[Dataset records]

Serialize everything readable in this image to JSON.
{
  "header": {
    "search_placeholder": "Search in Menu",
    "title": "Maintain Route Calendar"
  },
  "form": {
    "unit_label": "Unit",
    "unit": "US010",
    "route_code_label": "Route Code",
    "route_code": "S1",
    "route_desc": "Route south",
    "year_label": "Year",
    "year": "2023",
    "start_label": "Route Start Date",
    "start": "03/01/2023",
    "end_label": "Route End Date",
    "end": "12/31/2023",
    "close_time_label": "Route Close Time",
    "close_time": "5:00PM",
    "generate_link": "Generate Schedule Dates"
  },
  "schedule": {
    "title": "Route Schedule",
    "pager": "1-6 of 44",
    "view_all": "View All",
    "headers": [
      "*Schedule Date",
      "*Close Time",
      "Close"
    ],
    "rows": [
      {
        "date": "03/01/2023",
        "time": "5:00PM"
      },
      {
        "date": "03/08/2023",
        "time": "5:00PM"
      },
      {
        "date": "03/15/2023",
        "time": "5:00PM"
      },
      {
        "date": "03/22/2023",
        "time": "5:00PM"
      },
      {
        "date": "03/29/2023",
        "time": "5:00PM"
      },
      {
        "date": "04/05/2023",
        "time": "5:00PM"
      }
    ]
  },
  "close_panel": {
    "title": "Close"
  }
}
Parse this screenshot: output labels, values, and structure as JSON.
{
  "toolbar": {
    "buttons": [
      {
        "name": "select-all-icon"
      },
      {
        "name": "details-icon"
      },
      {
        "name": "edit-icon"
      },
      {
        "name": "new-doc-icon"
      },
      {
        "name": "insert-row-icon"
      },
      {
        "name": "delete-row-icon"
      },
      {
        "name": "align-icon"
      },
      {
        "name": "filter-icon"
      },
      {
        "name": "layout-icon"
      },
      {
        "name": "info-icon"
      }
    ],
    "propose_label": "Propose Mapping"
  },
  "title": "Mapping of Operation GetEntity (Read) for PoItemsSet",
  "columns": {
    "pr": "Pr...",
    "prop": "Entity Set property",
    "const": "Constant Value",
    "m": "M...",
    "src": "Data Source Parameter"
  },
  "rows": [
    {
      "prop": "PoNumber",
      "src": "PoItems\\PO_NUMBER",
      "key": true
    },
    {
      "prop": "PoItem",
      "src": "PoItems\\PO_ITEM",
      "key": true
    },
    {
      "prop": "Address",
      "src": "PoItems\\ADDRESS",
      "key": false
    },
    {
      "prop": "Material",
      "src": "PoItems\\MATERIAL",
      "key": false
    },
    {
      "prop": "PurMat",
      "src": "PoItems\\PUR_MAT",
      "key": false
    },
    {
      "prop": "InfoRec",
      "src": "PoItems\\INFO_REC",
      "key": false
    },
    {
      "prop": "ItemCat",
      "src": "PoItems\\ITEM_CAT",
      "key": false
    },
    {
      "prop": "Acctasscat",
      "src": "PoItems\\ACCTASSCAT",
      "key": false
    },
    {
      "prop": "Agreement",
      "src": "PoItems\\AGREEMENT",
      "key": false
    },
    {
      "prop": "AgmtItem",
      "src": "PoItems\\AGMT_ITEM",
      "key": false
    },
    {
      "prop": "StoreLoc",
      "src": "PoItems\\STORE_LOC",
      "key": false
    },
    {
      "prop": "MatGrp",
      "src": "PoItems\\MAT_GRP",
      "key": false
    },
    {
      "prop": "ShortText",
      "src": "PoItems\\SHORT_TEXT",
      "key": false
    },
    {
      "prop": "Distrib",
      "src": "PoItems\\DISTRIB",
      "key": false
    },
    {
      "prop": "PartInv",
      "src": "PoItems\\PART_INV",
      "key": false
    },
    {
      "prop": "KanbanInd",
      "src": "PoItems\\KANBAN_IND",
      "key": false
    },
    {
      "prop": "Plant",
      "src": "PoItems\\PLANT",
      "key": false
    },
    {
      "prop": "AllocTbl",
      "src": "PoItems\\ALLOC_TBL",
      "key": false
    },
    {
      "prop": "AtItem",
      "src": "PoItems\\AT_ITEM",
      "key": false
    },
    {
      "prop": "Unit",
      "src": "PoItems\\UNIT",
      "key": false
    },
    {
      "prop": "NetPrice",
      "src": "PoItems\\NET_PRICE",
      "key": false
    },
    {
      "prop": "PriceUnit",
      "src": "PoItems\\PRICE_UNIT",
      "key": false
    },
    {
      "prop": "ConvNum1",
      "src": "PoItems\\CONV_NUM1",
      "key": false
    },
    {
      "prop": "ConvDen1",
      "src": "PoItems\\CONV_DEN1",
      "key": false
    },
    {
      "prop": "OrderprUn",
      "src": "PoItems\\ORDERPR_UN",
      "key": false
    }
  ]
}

_WHAT YOU HAVE TO DO:_ Identify the lines of the data that contain the word "this". Copy each of them.

_WRITTEN SOLUTION:_
Serialize everything readable in this image to JSON.
Parse this screenshot: output labels, values, and structure as JSON.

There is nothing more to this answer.